== JOB ==
Reproduce the records below exactly as given.

== DATA FOR THE TASK ==
>> start

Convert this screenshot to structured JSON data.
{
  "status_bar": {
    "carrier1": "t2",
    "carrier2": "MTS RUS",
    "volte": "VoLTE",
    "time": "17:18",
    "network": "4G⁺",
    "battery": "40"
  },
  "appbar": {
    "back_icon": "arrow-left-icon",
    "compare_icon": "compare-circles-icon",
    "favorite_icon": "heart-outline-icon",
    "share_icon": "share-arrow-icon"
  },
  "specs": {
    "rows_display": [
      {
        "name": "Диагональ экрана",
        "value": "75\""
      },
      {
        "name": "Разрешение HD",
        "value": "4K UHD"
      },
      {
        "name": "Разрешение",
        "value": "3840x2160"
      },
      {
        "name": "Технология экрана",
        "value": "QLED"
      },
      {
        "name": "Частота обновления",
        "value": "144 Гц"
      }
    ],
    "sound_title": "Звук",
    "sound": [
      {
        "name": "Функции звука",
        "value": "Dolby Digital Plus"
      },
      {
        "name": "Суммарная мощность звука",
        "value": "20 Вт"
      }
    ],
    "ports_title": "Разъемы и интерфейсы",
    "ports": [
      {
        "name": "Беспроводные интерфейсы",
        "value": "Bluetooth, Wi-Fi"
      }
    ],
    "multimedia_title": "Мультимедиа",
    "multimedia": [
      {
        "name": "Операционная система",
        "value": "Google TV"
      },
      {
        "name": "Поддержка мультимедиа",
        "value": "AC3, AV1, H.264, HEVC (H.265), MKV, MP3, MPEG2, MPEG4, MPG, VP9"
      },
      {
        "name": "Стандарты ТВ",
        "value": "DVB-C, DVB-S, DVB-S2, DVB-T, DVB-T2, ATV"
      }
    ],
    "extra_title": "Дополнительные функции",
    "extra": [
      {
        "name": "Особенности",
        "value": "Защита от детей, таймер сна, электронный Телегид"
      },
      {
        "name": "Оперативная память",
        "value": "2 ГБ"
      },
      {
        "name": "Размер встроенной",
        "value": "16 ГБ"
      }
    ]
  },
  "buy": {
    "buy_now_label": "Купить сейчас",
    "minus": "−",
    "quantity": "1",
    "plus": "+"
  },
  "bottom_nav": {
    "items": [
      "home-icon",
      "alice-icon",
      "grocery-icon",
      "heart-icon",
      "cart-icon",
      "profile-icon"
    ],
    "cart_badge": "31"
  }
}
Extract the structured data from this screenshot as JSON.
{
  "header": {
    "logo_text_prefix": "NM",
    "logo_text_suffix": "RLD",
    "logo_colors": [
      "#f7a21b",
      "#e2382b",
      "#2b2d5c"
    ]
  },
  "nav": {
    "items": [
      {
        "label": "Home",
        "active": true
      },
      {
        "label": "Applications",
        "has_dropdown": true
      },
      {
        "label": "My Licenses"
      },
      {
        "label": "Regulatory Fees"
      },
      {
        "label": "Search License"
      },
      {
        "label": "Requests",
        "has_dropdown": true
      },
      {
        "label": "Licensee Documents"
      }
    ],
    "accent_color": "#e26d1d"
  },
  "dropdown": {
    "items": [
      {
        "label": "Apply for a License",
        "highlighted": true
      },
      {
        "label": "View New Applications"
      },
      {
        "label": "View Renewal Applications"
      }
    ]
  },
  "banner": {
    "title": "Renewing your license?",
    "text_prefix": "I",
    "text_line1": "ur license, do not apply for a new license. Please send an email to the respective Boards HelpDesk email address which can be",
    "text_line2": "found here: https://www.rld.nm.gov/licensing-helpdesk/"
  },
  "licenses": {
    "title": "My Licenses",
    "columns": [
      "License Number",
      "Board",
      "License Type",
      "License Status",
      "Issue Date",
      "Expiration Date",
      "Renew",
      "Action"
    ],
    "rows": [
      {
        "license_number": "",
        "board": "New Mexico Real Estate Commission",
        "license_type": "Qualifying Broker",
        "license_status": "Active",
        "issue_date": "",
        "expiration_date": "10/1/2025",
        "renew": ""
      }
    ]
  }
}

>> end

== REPLY ==
Convert this screenshot to structured JSON data.
{
  "status_bar": {
    "carrier1": "t2",
    "carrier2": "MTS RUS",
    "volte": "VoLTE",
    "time": "17:18",
    "network": "4G⁺",
    "battery": "40"
  },
  "appbar": {
    "back_icon": "arrow-left-icon",
    "compare_icon": "compare-circles-icon",
    "favorite_icon": "heart-outline-icon",
    "share_icon": "share-arrow-icon"
  },
  "specs": {
    "rows_display": [
      {
        "name": "Диагональ экрана",
        "value": "75\""
      },
      {
        "name": "Разрешение HD",
        "value": "4K UHD"
      },
      {
        "name": "Разрешение",
        "value": "3840x2160"
      },
      {
        "name": "Технология экрана",
        "value": "QLED"
      },
      {
        "name": "Частота обновления",
        "value": "144 Гц"
      }
    ],
    "sound_title": "Звук",
    "sound": [
      {
        "name": "Функции звука",
        "value": "Dolby Digital Plus"
      },
      {
        "name": "Суммарная мощность звука",
        "value": "20 Вт"
      }
    ],
    "ports_title": "Разъемы и интерфейсы",
    "ports": [
      {
        "name": "Беспроводные интерфейсы",
        "value": "Bluetooth, Wi-Fi"
      }
    ],
    "multimedia_title": "Мультимедиа",
    "multimedia": [
      {
        "name": "Операционная система",
        "value": "Google TV"
      },
      {
        "name": "Поддержка мультимедиа",
        "value": "AC3, AV1, H.264, HEVC (H.265), MKV, MP3, MPEG2, MPEG4, MPG, VP9"
      },
      {
        "name": "Стандарты ТВ",
        "value": "DVB-C, DVB-S, DVB-S2, DVB-T, DVB-T2, ATV"
      }
    ],
    "extra_title": "Дополнительные функции",
    "extra": [
      {
        "name": "Особенности",
        "value": "Защита от детей, таймер сна, электронный Телегид"
      },
      {
        "name": "Оперативная память",
        "value": "2 ГБ"
      },
      {
        "name": "Размер встроенной",
        "value": "16 ГБ"
      }
    ]
  },
  "buy": {
    "buy_now_label": "Купить сейчас",
    "minus": "−",
    "quantity": "1",
    "plus": "+"
  },
  "bottom_nav": {
    "items": [
      "home-icon",
      "alice-icon",
      "grocery-icon",
      "heart-icon",
      "cart-icon",
      "profile-icon"
    ],
    "cart_badge": "31"
  }
}
Extract the structured data from this screenshot as JSON.
{
  "header": {
    "logo_text_prefix": "NM",
    "logo_text_suffix": "RLD",
    "logo_colors": [
      "#f7a21b",
      "#e2382b",
      "#2b2d5c"
    ]
  },
  "nav": {
    "items": [
      {
        "label": "Home",
        "active": true
      },
      {
        "label": "Applications",
        "has_dropdown": true
      },
      {
        "label": "My Licenses"
      },
      {
        "label": "Regulatory Fees"
      },
      {
        "label": "Search License"
      },
      {
        "label": "Requests",
        "has_dropdown": true
      },
      {
        "label": "Licensee Documents"
      }
    ],
    "accent_color": "#e26d1d"
  },
  "dropdown": {
    "items": [
      {
        "label": "Apply for a License",
        "highlighted": true
      },
      {
        "label": "View New Applications"
      },
      {
        "label": "View Renewal Applications"
      }
    ]
  },
  "banner": {
    "title": "Renewing your license?",
    "text_prefix": "I",
    "text_line1": "ur license, do not apply for a new license. Please send an email to the respective Boards HelpDesk email address which can be",
    "text_line2": "found here: https://www.rld.nm.gov/licensing-helpdesk/"
  },
  "licenses": {
    "title": "My Licenses",
    "columns": [
      "License Number",
      "Board",
      "License Type",
      "License Status",
      "Issue Date",
      "Expiration Date",
      "Renew",
      "Action"
    ],
    "rows": [
      {
        "license_number": "",
        "board": "New Mexico Real Estate Commission",
        "license_type": "Qualifying Broker",
        "license_status": "Active",
        "issue_date": "",
        "expiration_date": "10/1/2025",
        "renew": ""
      }
    ]
  }
}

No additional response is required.